- [WHAT THE TASK REQUIRES] Search the material below for the word "ylabel" and copy every line in which it occurs.

- [RECORDS SHOWN]
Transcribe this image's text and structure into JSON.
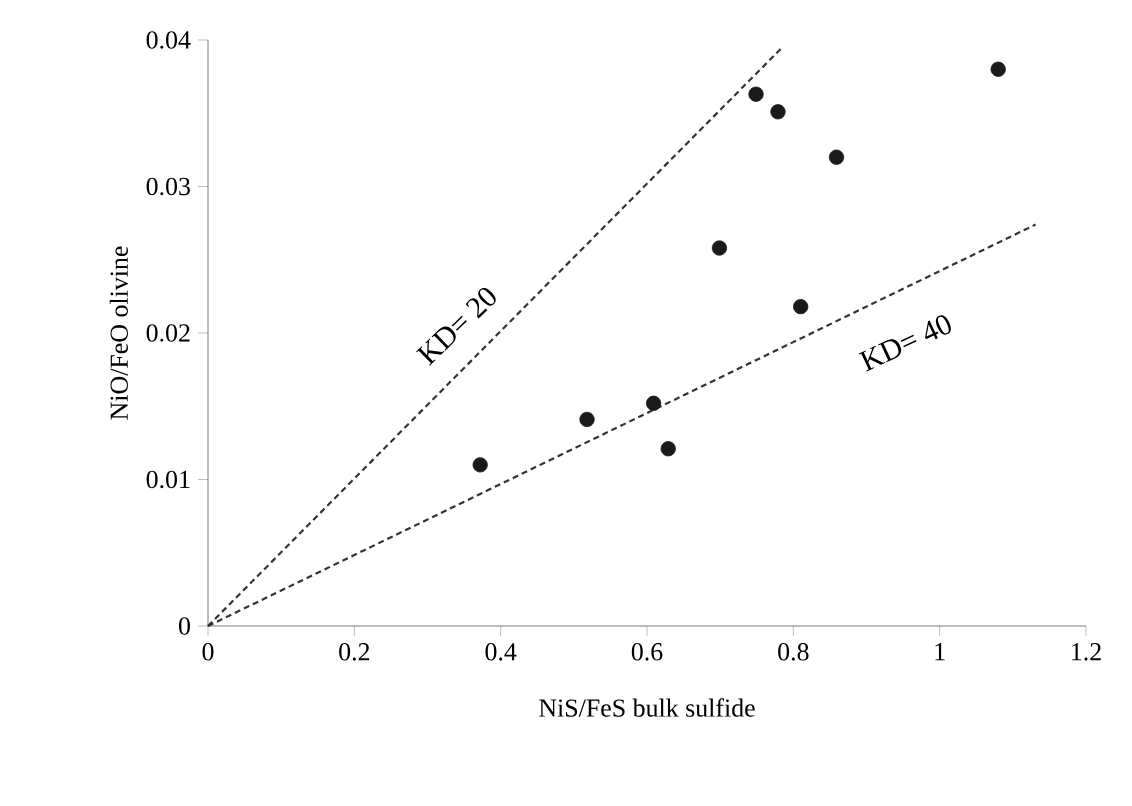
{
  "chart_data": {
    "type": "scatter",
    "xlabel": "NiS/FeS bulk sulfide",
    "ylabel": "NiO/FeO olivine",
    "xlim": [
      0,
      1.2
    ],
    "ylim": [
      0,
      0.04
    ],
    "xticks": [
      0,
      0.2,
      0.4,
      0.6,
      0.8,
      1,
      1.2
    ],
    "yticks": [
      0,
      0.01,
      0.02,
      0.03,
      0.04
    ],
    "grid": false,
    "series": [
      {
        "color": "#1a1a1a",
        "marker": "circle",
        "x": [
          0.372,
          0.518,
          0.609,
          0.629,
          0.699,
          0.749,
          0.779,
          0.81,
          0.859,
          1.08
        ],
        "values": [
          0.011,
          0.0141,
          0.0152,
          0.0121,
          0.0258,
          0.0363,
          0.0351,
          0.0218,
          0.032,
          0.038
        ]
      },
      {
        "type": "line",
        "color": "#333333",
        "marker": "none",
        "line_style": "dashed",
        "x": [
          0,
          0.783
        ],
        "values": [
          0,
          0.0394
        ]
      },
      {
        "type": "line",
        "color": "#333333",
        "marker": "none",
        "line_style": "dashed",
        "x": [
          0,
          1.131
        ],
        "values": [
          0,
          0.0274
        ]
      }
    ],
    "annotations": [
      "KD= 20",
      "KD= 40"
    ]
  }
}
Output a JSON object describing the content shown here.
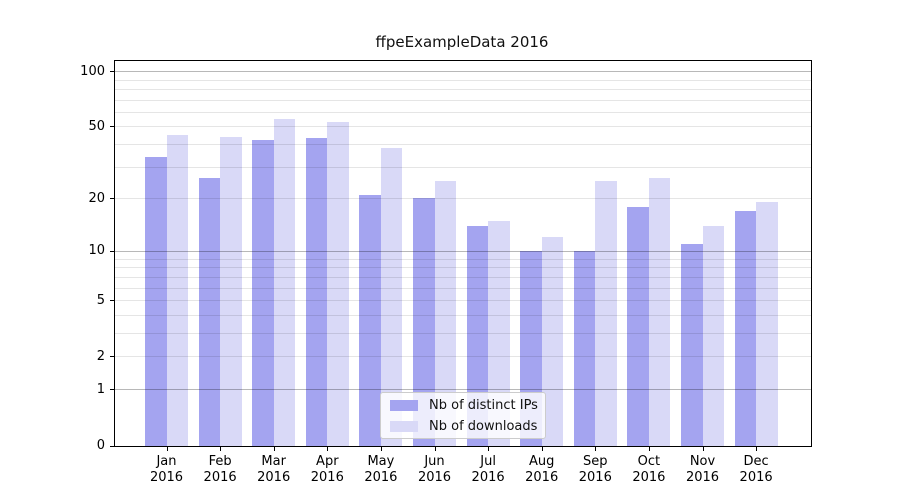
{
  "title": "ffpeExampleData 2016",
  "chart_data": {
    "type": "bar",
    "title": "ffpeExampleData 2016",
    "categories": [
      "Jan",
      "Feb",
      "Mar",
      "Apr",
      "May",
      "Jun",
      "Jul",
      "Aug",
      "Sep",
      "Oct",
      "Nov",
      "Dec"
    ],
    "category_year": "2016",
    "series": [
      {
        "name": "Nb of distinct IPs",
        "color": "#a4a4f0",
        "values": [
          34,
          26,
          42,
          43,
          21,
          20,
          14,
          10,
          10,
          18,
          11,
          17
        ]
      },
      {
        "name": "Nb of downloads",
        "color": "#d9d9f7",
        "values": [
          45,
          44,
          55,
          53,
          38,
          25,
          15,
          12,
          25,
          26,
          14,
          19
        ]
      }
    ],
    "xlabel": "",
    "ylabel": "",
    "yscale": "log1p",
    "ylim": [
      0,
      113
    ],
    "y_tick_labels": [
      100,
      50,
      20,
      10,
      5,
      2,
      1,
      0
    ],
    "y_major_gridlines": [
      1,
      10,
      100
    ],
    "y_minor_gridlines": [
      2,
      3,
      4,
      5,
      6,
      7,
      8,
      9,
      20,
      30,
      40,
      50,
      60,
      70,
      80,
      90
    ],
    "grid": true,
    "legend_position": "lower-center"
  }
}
--
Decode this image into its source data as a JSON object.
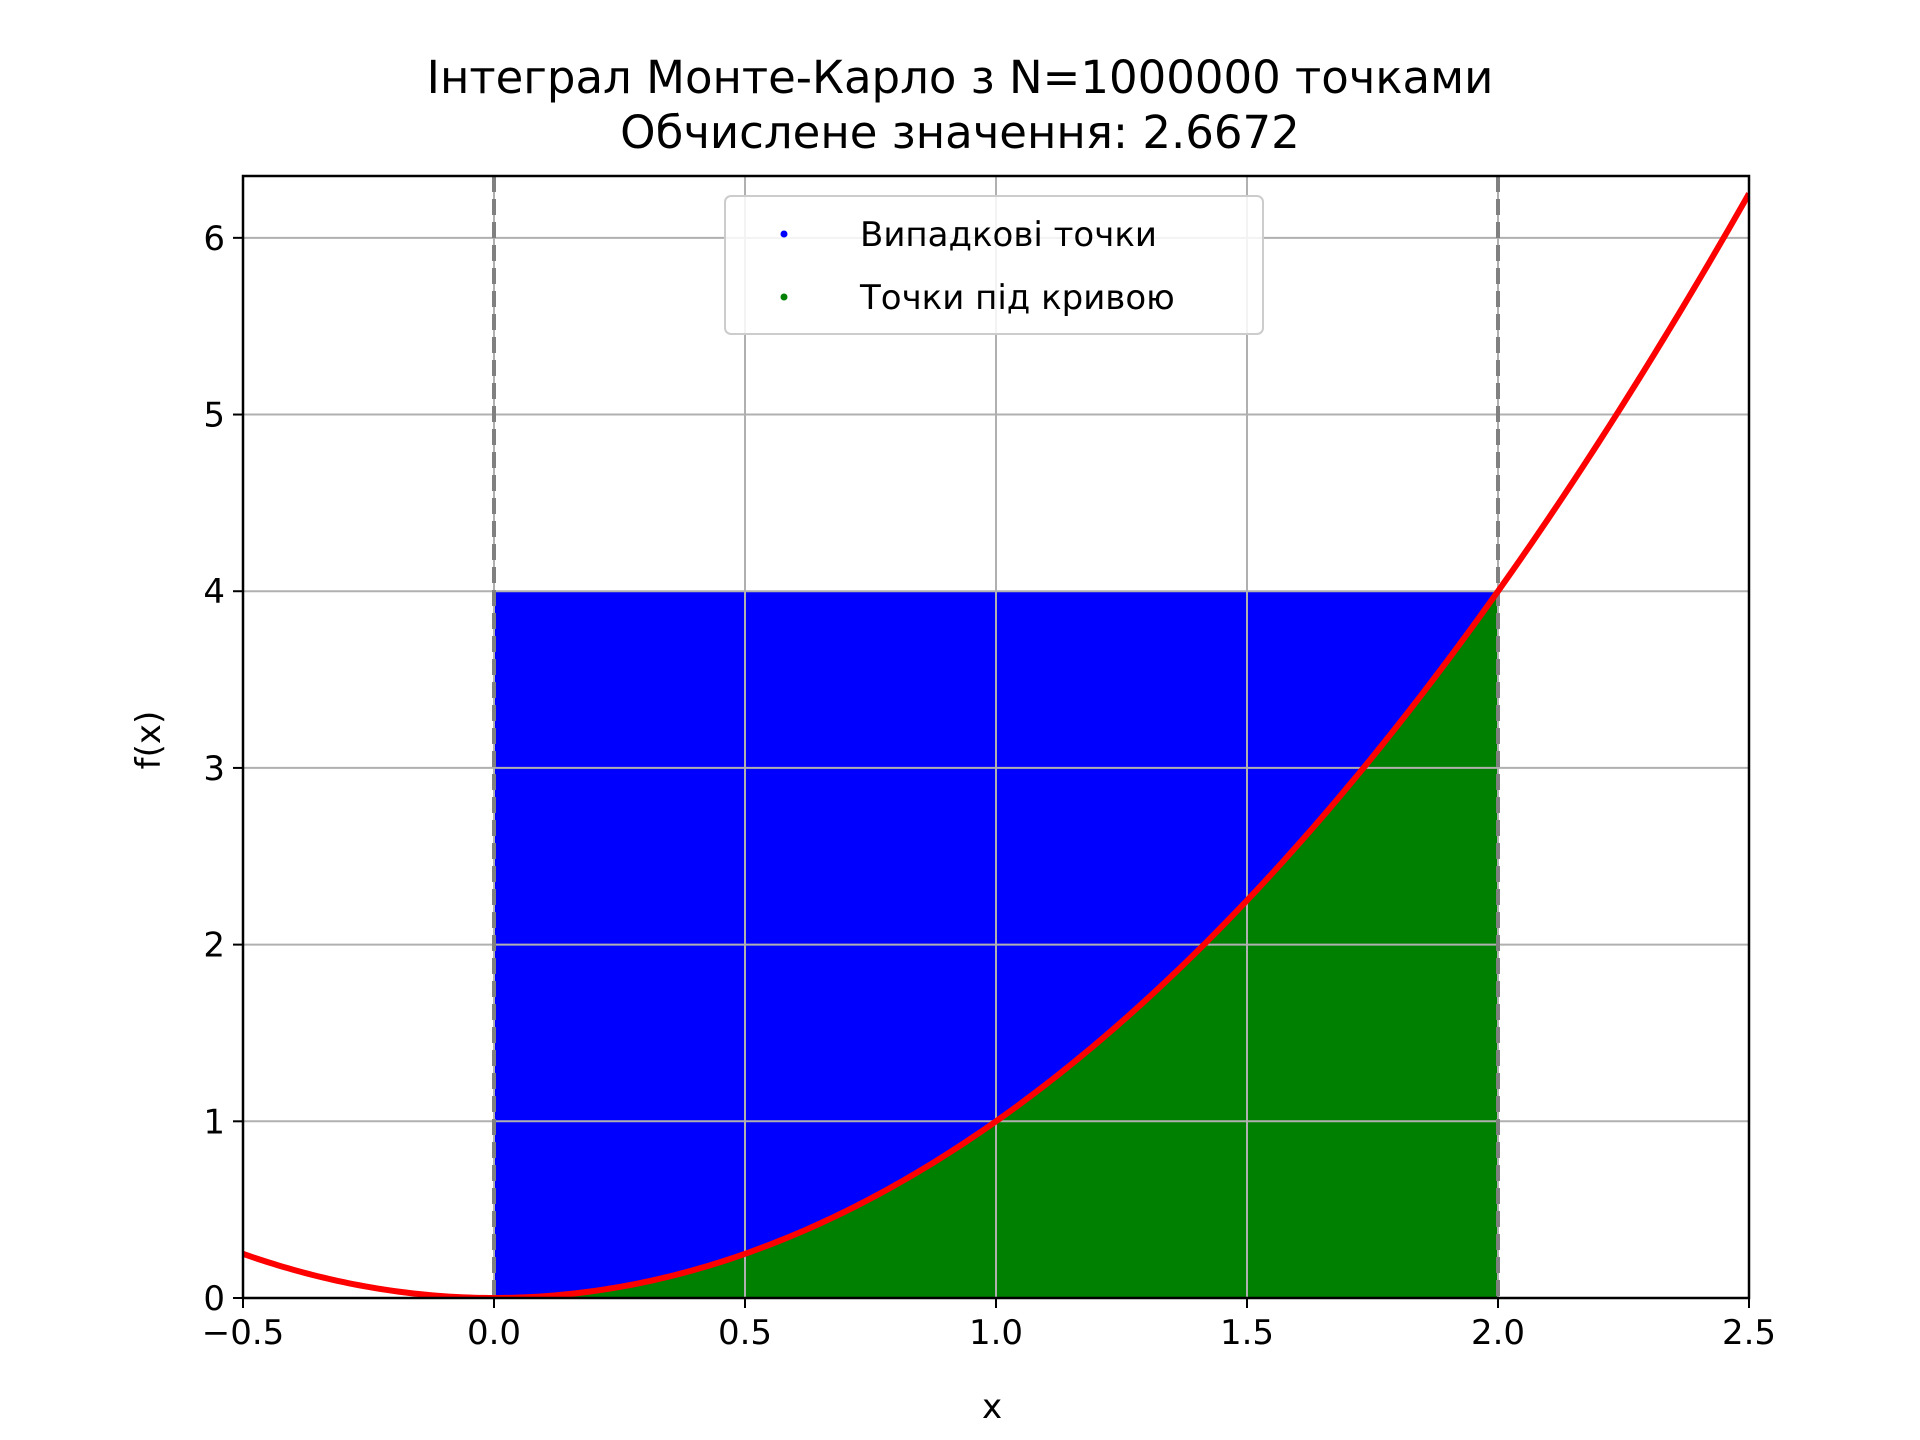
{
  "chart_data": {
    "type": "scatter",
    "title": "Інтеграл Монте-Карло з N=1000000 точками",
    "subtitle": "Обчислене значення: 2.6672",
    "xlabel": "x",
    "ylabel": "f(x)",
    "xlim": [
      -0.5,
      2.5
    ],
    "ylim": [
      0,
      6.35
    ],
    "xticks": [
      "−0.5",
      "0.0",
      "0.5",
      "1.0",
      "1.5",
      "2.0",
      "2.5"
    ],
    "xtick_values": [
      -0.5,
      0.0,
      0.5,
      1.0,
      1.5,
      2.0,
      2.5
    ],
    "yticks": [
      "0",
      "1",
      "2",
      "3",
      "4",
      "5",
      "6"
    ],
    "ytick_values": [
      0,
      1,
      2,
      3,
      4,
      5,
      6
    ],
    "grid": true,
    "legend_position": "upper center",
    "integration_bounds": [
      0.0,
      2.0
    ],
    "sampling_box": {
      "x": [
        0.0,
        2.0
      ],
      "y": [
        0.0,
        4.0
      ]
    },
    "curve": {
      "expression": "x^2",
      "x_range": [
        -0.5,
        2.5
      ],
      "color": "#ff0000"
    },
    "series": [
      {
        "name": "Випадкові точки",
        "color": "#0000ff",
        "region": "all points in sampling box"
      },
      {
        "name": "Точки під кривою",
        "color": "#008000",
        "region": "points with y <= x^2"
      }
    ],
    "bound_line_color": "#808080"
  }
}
...
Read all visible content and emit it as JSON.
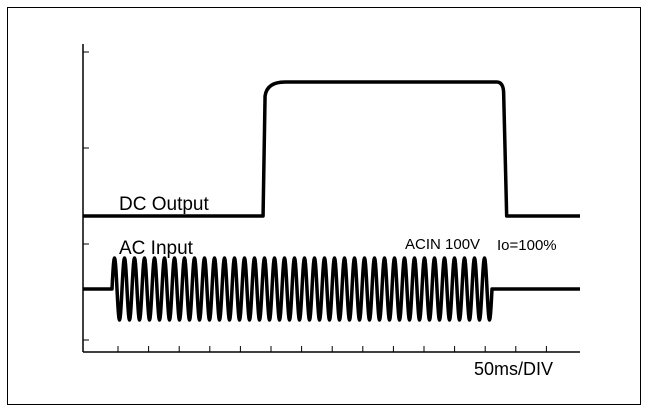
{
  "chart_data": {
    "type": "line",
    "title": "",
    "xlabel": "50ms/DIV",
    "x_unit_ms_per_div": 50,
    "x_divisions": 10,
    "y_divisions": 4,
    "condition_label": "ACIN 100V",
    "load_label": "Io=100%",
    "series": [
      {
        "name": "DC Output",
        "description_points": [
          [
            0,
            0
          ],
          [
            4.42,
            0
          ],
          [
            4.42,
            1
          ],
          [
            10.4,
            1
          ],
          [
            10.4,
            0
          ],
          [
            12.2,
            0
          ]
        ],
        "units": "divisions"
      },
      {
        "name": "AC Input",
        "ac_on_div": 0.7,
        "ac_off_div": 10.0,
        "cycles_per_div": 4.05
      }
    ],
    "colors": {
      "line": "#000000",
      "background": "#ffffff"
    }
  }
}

- [ANSWER BELOW]
    "ylabel": "NiO/FeO olivine",
    "ylabel": "",
    "ylabel": "f(x)",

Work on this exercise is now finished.